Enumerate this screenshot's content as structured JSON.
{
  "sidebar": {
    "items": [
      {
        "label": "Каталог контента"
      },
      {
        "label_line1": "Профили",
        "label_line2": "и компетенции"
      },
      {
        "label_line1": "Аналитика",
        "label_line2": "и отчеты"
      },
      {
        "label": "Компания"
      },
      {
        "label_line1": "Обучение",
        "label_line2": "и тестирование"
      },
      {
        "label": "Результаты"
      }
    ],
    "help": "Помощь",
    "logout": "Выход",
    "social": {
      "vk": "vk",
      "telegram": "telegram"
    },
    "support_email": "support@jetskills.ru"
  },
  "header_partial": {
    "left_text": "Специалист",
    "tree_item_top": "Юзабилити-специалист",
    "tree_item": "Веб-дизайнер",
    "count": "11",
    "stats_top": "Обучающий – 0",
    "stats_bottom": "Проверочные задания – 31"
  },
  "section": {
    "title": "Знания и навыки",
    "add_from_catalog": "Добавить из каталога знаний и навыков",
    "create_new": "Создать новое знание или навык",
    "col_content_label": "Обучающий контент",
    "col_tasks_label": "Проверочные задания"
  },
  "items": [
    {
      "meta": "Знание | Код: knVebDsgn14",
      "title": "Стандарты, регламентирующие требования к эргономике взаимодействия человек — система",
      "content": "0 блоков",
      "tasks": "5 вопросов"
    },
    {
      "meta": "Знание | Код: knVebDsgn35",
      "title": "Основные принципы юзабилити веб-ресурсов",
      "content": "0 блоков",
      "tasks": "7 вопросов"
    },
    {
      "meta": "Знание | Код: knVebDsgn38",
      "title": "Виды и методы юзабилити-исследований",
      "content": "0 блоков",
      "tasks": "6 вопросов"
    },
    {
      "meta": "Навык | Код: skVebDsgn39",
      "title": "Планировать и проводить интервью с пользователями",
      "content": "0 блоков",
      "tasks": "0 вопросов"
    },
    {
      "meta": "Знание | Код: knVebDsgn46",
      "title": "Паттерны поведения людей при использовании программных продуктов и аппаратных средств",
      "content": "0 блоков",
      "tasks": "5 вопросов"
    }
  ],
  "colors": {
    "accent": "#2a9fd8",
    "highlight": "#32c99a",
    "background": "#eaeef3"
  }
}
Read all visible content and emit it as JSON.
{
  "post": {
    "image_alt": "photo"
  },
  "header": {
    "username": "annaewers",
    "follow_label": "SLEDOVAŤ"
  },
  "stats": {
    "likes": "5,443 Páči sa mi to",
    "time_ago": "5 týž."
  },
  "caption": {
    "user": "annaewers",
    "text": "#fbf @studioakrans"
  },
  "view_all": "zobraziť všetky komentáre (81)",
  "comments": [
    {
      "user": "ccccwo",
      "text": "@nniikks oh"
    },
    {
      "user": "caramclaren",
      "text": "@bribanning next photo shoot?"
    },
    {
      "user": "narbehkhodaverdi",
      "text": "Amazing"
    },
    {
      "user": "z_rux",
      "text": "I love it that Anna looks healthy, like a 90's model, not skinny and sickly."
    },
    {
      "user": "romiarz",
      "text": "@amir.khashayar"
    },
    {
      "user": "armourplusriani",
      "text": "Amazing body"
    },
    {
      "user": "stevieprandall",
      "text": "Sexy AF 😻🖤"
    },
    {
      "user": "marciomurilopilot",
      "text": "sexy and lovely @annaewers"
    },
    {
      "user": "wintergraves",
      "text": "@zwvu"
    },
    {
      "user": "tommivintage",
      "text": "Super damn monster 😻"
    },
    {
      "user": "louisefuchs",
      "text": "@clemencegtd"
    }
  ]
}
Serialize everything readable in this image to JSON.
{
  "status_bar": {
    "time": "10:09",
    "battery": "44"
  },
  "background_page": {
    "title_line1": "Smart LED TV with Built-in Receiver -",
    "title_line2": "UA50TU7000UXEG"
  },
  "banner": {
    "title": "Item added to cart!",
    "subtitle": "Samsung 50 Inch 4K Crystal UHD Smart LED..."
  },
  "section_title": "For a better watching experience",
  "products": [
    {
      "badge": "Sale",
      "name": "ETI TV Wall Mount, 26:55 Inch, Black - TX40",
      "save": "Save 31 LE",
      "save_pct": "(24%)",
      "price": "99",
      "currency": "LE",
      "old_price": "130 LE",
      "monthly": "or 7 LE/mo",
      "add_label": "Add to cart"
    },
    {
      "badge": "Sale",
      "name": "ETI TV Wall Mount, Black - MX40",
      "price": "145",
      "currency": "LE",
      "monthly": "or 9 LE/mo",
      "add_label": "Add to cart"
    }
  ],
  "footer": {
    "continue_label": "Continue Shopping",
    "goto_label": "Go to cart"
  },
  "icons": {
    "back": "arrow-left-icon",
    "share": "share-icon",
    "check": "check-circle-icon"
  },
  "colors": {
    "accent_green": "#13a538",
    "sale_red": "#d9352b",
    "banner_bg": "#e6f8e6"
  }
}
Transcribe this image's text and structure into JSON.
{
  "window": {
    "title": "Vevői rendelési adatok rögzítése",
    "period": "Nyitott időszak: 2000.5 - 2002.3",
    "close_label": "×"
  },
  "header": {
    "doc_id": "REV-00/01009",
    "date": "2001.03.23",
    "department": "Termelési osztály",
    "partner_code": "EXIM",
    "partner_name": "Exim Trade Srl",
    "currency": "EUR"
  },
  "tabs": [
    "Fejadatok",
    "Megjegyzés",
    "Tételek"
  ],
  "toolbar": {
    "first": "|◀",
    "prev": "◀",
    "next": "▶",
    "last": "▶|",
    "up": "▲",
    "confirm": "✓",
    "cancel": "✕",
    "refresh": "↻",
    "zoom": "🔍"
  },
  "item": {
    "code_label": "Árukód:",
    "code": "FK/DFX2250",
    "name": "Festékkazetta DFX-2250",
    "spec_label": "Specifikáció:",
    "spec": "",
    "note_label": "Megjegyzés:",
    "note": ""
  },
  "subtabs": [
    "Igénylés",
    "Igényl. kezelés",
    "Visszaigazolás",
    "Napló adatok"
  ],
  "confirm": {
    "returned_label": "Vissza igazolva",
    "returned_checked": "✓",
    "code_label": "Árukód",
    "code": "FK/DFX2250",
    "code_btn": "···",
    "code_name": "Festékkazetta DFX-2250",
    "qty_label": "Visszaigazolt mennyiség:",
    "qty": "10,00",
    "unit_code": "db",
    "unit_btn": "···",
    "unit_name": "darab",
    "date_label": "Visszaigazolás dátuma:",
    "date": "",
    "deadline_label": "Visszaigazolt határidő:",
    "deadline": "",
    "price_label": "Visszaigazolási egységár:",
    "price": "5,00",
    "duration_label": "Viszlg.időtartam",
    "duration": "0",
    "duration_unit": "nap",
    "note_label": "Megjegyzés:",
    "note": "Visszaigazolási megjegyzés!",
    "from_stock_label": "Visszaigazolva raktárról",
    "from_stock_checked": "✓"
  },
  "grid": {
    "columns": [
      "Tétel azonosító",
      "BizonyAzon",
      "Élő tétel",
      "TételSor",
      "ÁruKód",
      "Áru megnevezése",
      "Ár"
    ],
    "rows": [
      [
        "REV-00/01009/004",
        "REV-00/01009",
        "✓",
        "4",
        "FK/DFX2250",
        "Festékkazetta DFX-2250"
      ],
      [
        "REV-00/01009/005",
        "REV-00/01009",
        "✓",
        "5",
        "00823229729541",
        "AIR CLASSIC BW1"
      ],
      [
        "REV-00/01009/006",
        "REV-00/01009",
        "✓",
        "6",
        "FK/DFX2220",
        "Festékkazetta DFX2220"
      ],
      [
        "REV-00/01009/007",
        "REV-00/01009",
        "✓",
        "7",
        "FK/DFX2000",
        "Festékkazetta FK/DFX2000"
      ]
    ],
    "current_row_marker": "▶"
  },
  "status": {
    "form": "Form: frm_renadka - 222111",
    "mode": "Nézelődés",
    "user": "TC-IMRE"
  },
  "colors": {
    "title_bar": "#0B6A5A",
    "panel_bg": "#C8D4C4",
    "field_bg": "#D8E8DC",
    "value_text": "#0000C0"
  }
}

· · · · ·

--- WORK TO BE COMPLETED ---
Locate all lines holding the word "this", then copy them out.

--- TASK OUTPUT ---
Enumerate this screenshot's content as structured JSON.
Serialize everything readable in this image to JSON.
Transcribe this image's text and structure into JSON.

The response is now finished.